++++ ENTRIES SHOWN

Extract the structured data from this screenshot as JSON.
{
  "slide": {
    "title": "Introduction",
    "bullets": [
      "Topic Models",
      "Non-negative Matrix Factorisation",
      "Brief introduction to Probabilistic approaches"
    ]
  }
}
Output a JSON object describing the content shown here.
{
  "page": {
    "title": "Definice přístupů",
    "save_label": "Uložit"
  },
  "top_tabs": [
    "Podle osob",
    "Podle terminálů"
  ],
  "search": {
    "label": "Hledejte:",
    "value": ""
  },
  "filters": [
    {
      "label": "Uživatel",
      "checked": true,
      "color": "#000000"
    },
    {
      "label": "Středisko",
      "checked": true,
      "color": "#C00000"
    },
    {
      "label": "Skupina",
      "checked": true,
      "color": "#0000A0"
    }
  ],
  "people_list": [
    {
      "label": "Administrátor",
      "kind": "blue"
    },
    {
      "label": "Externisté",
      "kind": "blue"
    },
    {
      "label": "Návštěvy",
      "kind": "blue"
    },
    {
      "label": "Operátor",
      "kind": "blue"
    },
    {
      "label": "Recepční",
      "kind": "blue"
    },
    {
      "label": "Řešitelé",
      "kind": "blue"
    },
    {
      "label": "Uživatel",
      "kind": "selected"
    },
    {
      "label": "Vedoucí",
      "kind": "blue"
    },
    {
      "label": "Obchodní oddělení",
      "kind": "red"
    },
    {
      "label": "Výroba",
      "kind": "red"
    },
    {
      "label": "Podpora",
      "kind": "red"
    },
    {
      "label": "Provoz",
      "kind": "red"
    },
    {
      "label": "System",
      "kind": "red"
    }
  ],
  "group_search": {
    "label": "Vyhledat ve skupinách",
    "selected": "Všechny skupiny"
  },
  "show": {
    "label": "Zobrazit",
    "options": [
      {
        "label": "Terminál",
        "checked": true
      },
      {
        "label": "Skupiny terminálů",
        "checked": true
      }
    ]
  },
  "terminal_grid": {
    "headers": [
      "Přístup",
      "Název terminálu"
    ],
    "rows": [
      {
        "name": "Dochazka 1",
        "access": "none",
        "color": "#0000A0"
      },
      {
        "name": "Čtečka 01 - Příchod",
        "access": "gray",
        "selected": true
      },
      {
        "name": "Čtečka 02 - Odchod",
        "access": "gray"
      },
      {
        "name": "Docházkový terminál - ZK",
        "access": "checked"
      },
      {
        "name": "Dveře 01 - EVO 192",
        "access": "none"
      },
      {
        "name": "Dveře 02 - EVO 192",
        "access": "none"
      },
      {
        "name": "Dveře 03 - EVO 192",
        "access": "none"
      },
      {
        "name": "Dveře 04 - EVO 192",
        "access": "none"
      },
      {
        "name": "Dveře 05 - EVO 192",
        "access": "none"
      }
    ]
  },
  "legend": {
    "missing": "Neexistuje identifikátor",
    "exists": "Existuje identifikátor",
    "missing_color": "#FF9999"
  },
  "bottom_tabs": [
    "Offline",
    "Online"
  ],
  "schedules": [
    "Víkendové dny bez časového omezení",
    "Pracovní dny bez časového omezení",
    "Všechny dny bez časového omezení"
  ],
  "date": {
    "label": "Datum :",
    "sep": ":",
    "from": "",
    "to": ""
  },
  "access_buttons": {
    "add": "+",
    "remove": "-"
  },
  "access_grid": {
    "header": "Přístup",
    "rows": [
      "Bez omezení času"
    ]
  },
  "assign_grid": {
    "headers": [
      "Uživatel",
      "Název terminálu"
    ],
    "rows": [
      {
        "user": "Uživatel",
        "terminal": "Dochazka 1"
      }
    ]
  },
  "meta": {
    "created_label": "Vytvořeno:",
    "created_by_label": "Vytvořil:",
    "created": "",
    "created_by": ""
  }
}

++++++++

▶ _EXERCISE REQUIREMENTS_: Please output the complete data exactly.

▶ _RESULT_:
Extract the structured data from this screenshot as JSON.
{
  "slide": {
    "title": "Introduction",
    "bullets": [
      "Topic Models",
      "Non-negative Matrix Factorisation",
      "Brief introduction to Probabilistic approaches"
    ]
  }
}
Output a JSON object describing the content shown here.
{
  "page": {
    "title": "Definice přístupů",
    "save_label": "Uložit"
  },
  "top_tabs": [
    "Podle osob",
    "Podle terminálů"
  ],
  "search": {
    "label": "Hledejte:",
    "value": ""
  },
  "filters": [
    {
      "label": "Uživatel",
      "checked": true,
      "color": "#000000"
    },
    {
      "label": "Středisko",
      "checked": true,
      "color": "#C00000"
    },
    {
      "label": "Skupina",
      "checked": true,
      "color": "#0000A0"
    }
  ],
  "people_list": [
    {
      "label": "Administrátor",
      "kind": "blue"
    },
    {
      "label": "Externisté",
      "kind": "blue"
    },
    {
      "label": "Návštěvy",
      "kind": "blue"
    },
    {
      "label": "Operátor",
      "kind": "blue"
    },
    {
      "label": "Recepční",
      "kind": "blue"
    },
    {
      "label": "Řešitelé",
      "kind": "blue"
    },
    {
      "label": "Uživatel",
      "kind": "selected"
    },
    {
      "label": "Vedoucí",
      "kind": "blue"
    },
    {
      "label": "Obchodní oddělení",
      "kind": "red"
    },
    {
      "label": "Výroba",
      "kind": "red"
    },
    {
      "label": "Podpora",
      "kind": "red"
    },
    {
      "label": "Provoz",
      "kind": "red"
    },
    {
      "label": "System",
      "kind": "red"
    }
  ],
  "group_search": {
    "label": "Vyhledat ve skupinách",
    "selected": "Všechny skupiny"
  },
  "show": {
    "label": "Zobrazit",
    "options": [
      {
        "label": "Terminál",
        "checked": true
      },
      {
        "label": "Skupiny terminálů",
        "checked": true
      }
    ]
  },
  "terminal_grid": {
    "headers": [
      "Přístup",
      "Název terminálu"
    ],
    "rows": [
      {
        "name": "Dochazka 1",
        "access": "none",
        "color": "#0000A0"
      },
      {
        "name": "Čtečka 01 - Příchod",
        "access": "gray",
        "selected": true
      },
      {
        "name": "Čtečka 02 - Odchod",
        "access": "gray"
      },
      {
        "name": "Docházkový terminál - ZK",
        "access": "checked"
      },
      {
        "name": "Dveře 01 - EVO 192",
        "access": "none"
      },
      {
        "name": "Dveře 02 - EVO 192",
        "access": "none"
      },
      {
        "name": "Dveře 03 - EVO 192",
        "access": "none"
      },
      {
        "name": "Dveře 04 - EVO 192",
        "access": "none"
      },
      {
        "name": "Dveře 05 - EVO 192",
        "access": "none"
      }
    ]
  },
  "legend": {
    "missing": "Neexistuje identifikátor",
    "exists": "Existuje identifikátor",
    "missing_color": "#FF9999"
  },
  "bottom_tabs": [
    "Offline",
    "Online"
  ],
  "schedules": [
    "Víkendové dny bez časového omezení",
    "Pracovní dny bez časového omezení",
    "Všechny dny bez časového omezení"
  ],
  "date": {
    "label": "Datum :",
    "sep": ":",
    "from": "",
    "to": ""
  },
  "access_buttons": {
    "add": "+",
    "remove": "-"
  },
  "access_grid": {
    "header": "Přístup",
    "rows": [
      "Bez omezení času"
    ]
  },
  "assign_grid": {
    "headers": [
      "Uživatel",
      "Název terminálu"
    ],
    "rows": [
      {
        "user": "Uživatel",
        "terminal": "Dochazka 1"
      }
    ]
  },
  "meta": {
    "created_label": "Vytvořeno:",
    "created_by_label": "Vytvořil:",
    "created": "",
    "created_by": ""
  }
}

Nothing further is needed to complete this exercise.